Exercise directions
Copy every line that mentions the word "казначейства".

══════════════════════════════

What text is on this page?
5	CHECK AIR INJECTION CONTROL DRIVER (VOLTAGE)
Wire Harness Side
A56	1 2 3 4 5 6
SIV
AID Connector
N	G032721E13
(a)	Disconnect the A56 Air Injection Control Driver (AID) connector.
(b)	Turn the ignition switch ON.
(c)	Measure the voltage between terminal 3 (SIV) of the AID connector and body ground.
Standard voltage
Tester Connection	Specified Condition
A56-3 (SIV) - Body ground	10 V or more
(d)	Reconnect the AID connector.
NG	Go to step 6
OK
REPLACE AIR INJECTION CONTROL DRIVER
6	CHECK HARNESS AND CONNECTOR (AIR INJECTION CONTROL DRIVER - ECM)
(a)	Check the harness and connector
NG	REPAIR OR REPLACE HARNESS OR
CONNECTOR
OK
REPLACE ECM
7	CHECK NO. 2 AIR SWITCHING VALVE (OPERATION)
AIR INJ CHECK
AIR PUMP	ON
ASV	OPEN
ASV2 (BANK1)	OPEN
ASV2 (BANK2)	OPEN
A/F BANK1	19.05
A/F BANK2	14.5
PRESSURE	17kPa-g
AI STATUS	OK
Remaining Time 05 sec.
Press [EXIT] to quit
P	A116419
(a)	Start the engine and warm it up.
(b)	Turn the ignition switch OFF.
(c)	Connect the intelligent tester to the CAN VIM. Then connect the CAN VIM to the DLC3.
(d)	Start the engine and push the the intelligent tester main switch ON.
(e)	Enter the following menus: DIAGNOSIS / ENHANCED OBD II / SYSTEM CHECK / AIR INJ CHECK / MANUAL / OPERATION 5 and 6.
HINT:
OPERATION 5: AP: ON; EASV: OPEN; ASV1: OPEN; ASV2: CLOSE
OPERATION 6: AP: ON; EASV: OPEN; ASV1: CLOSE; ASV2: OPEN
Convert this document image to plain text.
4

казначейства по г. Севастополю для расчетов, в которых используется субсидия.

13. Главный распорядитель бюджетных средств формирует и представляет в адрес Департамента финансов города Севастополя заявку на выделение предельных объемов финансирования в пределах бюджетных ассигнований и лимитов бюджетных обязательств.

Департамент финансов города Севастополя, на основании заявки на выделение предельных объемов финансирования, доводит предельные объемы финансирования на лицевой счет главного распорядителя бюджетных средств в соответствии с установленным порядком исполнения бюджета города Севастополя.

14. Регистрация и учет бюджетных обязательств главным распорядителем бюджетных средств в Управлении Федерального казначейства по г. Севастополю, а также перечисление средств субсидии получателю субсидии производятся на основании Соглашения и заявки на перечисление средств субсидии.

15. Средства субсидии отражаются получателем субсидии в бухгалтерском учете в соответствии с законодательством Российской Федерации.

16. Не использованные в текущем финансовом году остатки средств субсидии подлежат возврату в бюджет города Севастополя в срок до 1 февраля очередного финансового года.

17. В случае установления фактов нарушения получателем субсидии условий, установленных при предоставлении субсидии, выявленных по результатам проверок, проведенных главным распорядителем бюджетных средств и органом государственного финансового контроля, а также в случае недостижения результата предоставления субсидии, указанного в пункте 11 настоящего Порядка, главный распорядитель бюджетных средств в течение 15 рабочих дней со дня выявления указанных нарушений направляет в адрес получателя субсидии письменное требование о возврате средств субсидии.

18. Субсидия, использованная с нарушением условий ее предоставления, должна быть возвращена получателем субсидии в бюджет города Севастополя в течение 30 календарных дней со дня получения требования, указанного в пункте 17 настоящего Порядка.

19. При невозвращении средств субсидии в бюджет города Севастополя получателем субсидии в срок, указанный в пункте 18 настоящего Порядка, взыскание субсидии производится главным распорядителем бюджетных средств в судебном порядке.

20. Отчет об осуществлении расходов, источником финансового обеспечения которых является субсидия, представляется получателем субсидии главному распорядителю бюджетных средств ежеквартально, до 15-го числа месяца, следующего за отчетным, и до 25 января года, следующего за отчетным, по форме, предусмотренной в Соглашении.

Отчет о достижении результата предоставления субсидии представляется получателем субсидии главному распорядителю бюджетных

══════════════════════════════

Result of the task
казначейства по г. Севастополю для расчетов, в которых используется субсидия.
14. Регистрация и учет бюджетных обязательств главным распорядителем бюджетных средств в Управлении Федерального казначейства по г. Севастополю, а также перечисление средств субсидии получателю субсидии производятся на основании Соглашения и заявки на перечисление средств субсидии.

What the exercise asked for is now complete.